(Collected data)

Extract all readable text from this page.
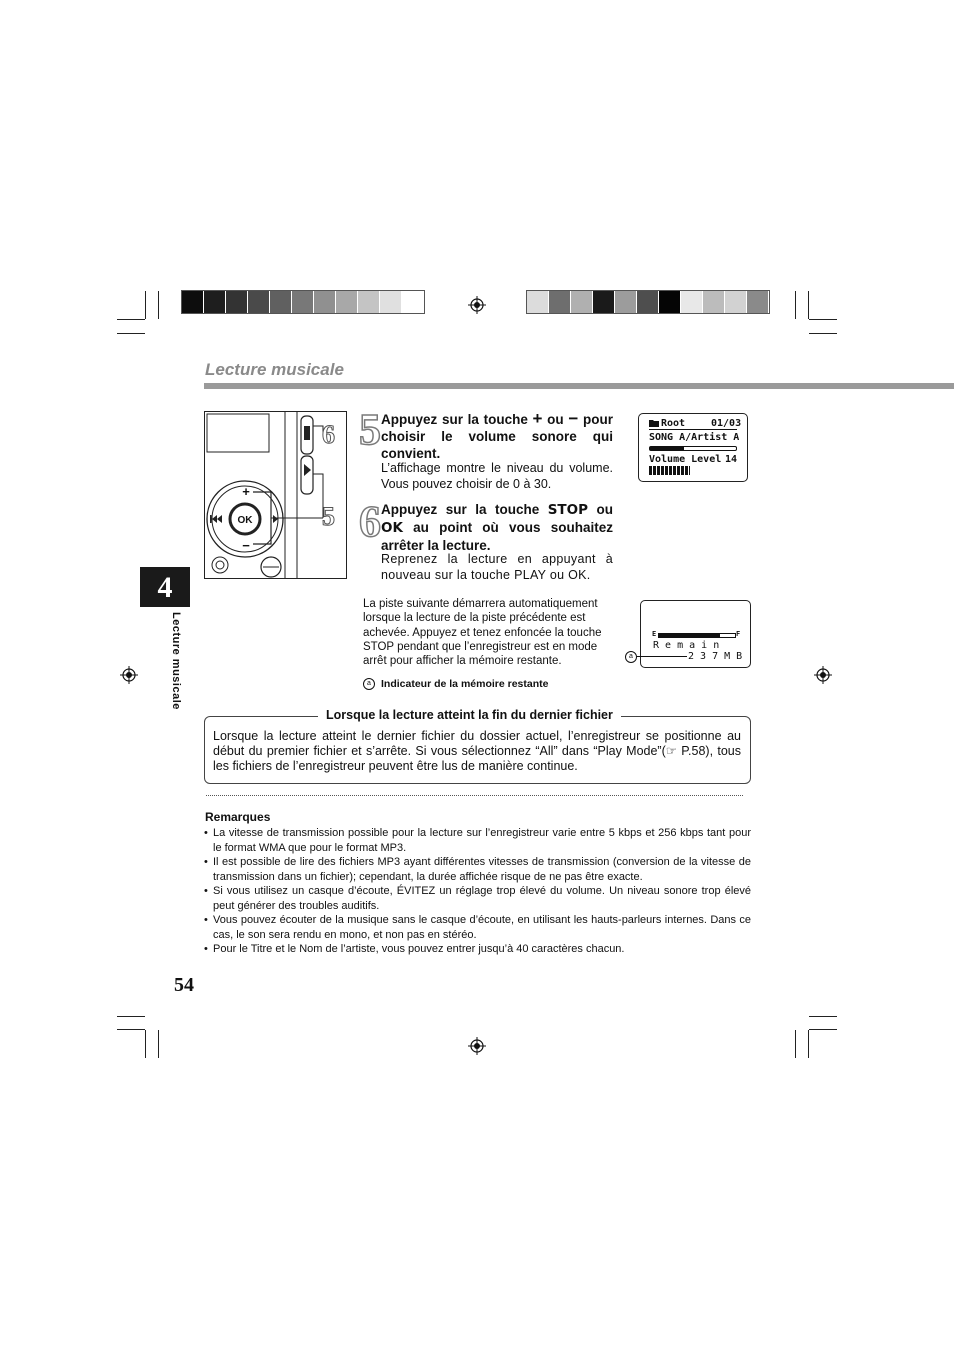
Lecture musicale
4
Lecture musicale
OK
+
−
6
5
5 Appuyez sur la touche + ou − pour choisir le volume sonore qui convient.
L’affichage montre le niveau du volume. Vous pouvez choisir de 0 à 30.
6 Appuyez sur la touche STOP ou OK au point où vous souhaitez arrêter la lecture.
Reprenez la lecture en appuyant à nouveau sur la touche PLAY ou OK.
Root	01/03
SONG A/Artist A
Volume Level 14
La piste suivante démarrera automatiquement lorsque la lecture de la piste précédente est achevée. Appuyez et tenez enfoncée la touche STOP pendant que l’enregistreur est en mode arrêt pour afficher la mémoire restante.
E	F
R e m a i n
2 3 7 M B
a
a Indicateur de la mémoire restante
Lorsque la lecture atteint la fin du dernier fichier
Lorsque la lecture atteint le dernier fichier du dossier actuel, l’enregistreur se positionne au début du premier fichier et s’arrête. Si vous sélectionnez “All” dans “Play Mode”(☞ P.58), tous les fichiers de l’enregistreur peuvent être lus de manière continue.
Remarques
• La vitesse de transmission possible pour la lecture sur l’enregistreur varie entre 5 kbps et 256 kbps tant pour le format WMA que pour le format MP3.
• Il est possible de lire des fichiers MP3 ayant différentes vitesses de transmission (conversion de la vitesse de transmission dans un fichier); cependant, la durée affichée risque de ne pas être exacte.
• Si vous utilisez un casque d’écoute, ÉVITEZ un réglage trop élevé du volume. Un niveau sonore trop élevé peut générer des troubles auditifs.
• Vous pouvez écouter de la musique sans le casque d’écoute, en utilisant les hauts-parleurs internes. Dans ce cas, le son sera rendu en mono, et non pas en stéréo.
• Pour le Titre et le Nom de l’artiste, vous pouvez entrer jusqu’à 40 caractères chacun.
54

◆ **Exercise goal**
Using the records above, pull out each line where the word "être" occurs.

◆ **Finished answer**
Lorsque la lecture atteint le dernier fichier du dossier actuel, l’enregistreur se positionne au début du premier fichier et s’arrête. Si vous sélectionnez “All” dans “Play Mode”(☞ P.58), tous les fichiers de l’enregistreur peuvent être lus de manière continue.
• Il est possible de lire des fichiers MP3 ayant différentes vitesses de transmission (conversion de la vitesse de transmission dans un fichier); cependant, la durée affichée risque de ne pas être exacte.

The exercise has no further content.